WHAT TO PRODUCE: In the listing below, identify each line with the word "label" and return those lines.

DATA FOR THE TASK:
-------------------------

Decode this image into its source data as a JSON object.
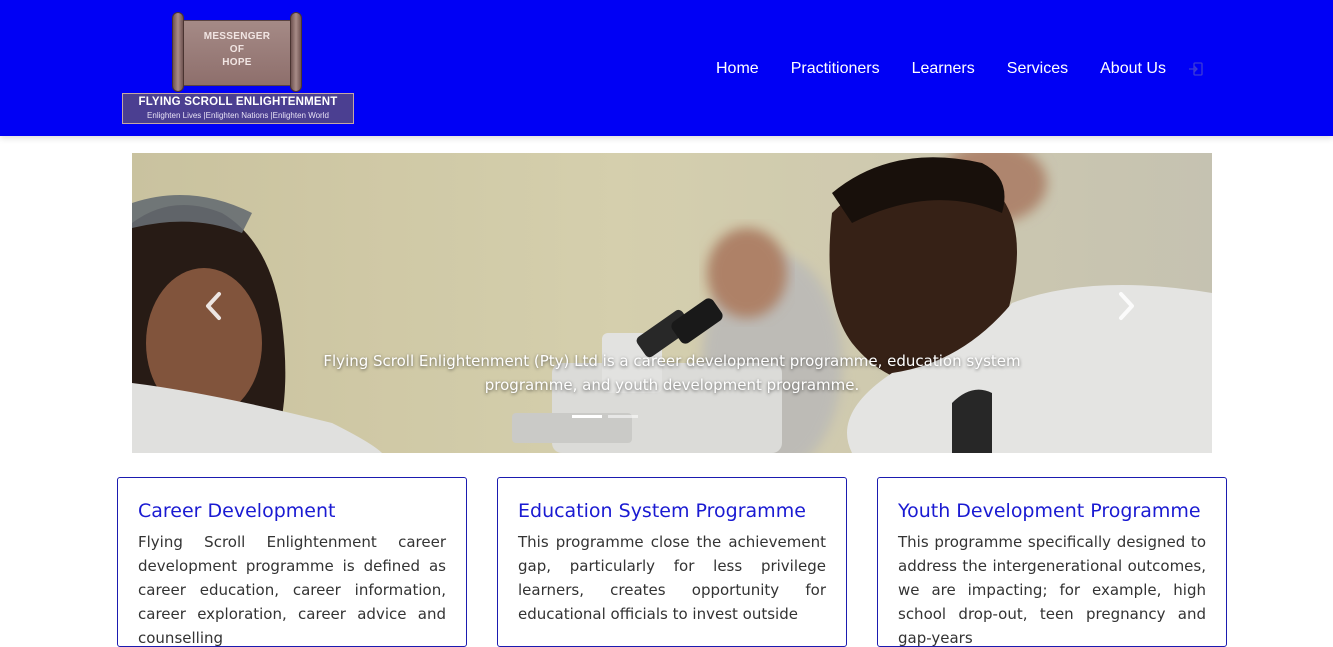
{
  "header": {
    "logo": {
      "scroll_lines": [
        "MESSENGER",
        "OF",
        "HOPE"
      ],
      "title": "FLYING SCROLL ENLIGHTENMENT",
      "tagline": "Enlighten Lives |Enlighten Nations |Enlighten World"
    },
    "nav": [
      {
        "label": "Home"
      },
      {
        "label": "Practitioners"
      },
      {
        "label": "Learners"
      },
      {
        "label": "Services"
      },
      {
        "label": "About Us"
      }
    ],
    "nav_icon": "login-icon",
    "background_color": "#0000f5"
  },
  "carousel": {
    "caption": "Flying Scroll Enlightenment (Pty) Ltd is a career development programme, education system programme, and youth development programme.",
    "prev_icon": "chevron-left-icon",
    "next_icon": "chevron-right-icon",
    "slide_count": 2,
    "active_slide": 1
  },
  "cards": [
    {
      "title": "Career Development",
      "text": "Flying Scroll Enlightenment career development programme is defined as career education, career information, career exploration, career advice and counselling"
    },
    {
      "title": "Education System Programme",
      "text": "This programme close the achievement gap, particularly for less privilege learners, creates opportunity for educational officials to invest outside"
    },
    {
      "title": "Youth Development Programme",
      "text": "This programme specifically designed to address the intergenerational outcomes, we are impacting; for example, high school drop-out, teen pregnancy and gap-years"
    }
  ],
  "colors": {
    "accent": "#1a1ad2",
    "card_border": "#1b1bb0"
  }
}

-------------------------

WORKED ANSWER:
        "label": "Home"
        "label": "Practitioners"
        "label": "Learners"
        "label": "Services"
        "label": "About Us"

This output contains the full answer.